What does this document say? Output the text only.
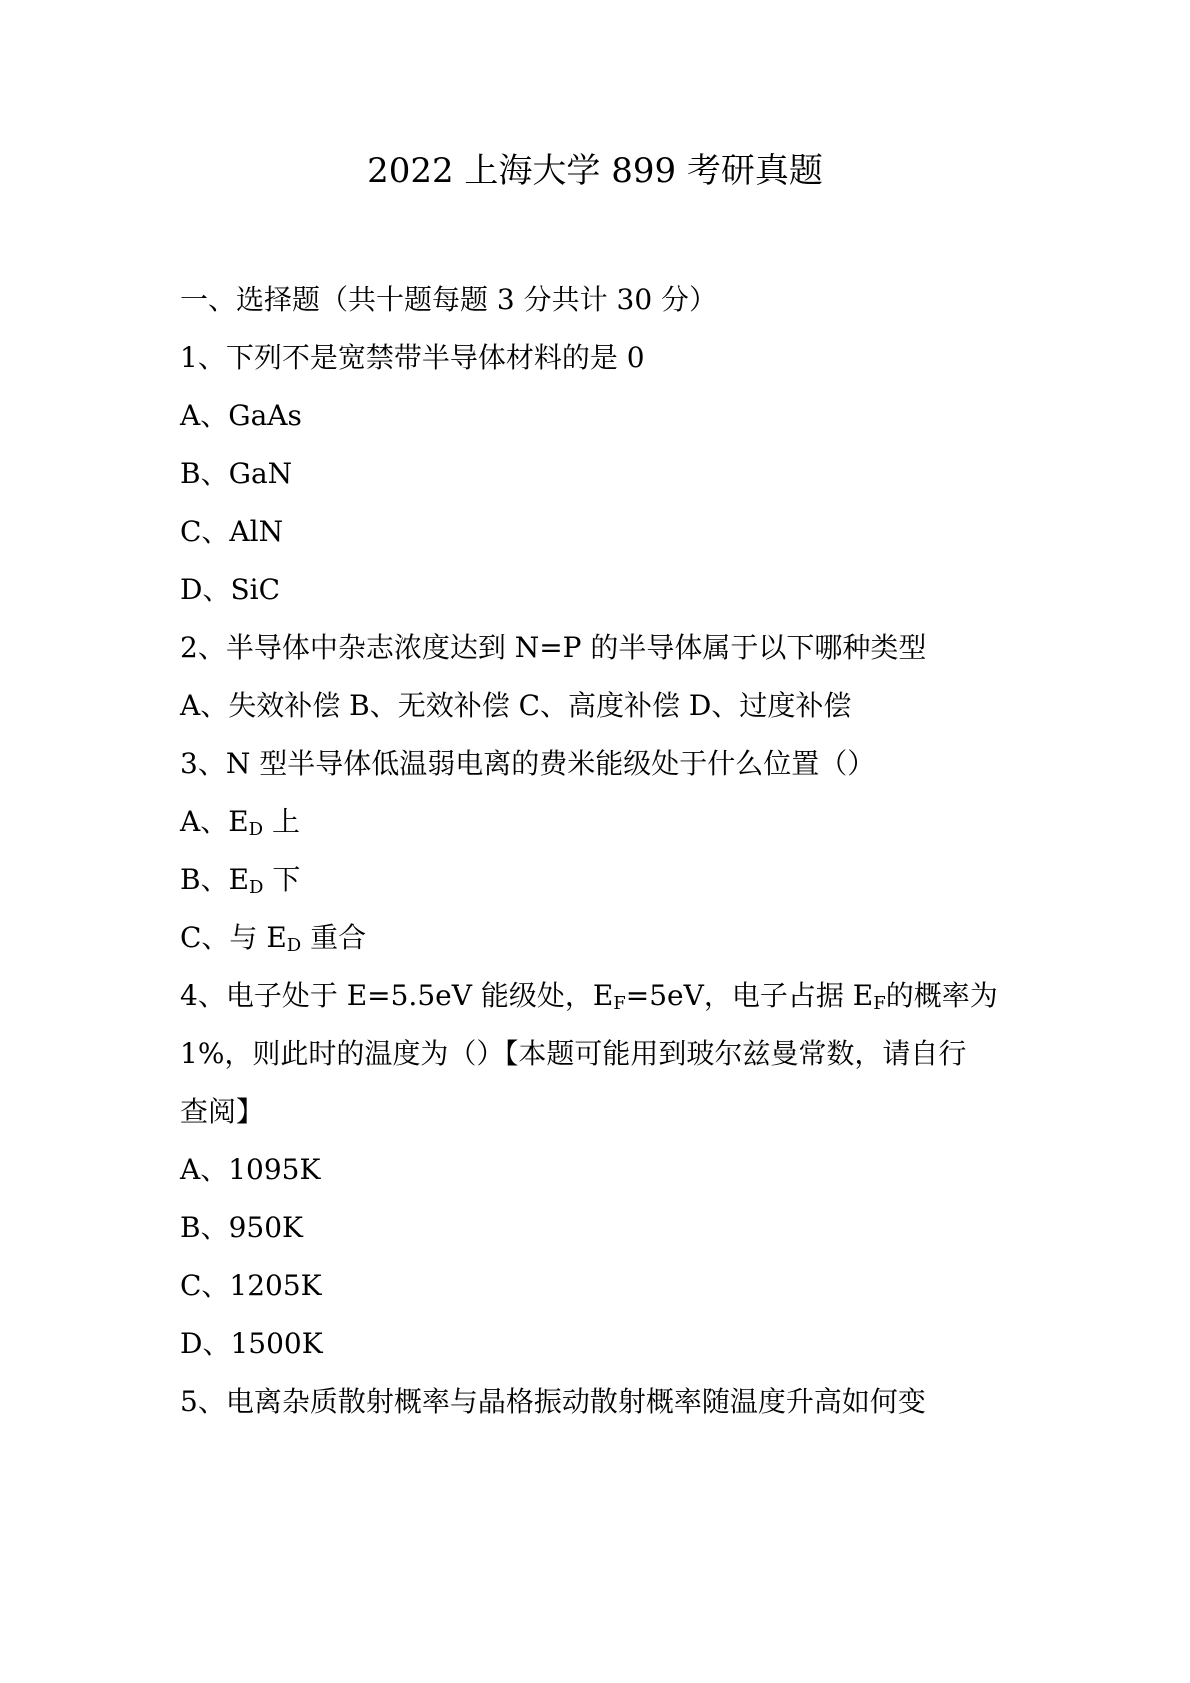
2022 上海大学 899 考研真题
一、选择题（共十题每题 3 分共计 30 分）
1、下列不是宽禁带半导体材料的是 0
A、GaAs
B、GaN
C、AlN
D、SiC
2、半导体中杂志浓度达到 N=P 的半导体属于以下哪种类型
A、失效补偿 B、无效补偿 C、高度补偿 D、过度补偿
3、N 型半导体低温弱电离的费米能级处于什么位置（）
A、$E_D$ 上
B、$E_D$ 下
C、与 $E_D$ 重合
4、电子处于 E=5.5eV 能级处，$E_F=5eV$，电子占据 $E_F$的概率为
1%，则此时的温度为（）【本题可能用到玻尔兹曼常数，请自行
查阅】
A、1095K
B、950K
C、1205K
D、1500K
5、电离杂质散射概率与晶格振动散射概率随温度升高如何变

• • • •

__Work instructions__:
Copy the listing in full and without alteration, omitting every picture.

__Exercise output__:
What does this document say? Output the text only.
2022 上海大学 899 考研真题
一、选择题（共十题每题 3 分共计 30 分）
1、下列不是宽禁带半导体材料的是 0
A、GaAs
B、GaN
C、AlN
D、SiC
2、半导体中杂志浓度达到 N=P 的半导体属于以下哪种类型
A、失效补偿 B、无效补偿 C、高度补偿 D、过度补偿
3、N 型半导体低温弱电离的费米能级处于什么位置（）
A、$E_D$ 上
B、$E_D$ 下
C、与 $E_D$ 重合
4、电子处于 E=5.5eV 能级处，$E_F=5eV$，电子占据 $E_F$的概率为
1%，则此时的温度为（）【本题可能用到玻尔兹曼常数，请自行
查阅】
A、1095K
B、950K
C、1205K
D、1500K
5、电离杂质散射概率与晶格振动散射概率随温度升高如何变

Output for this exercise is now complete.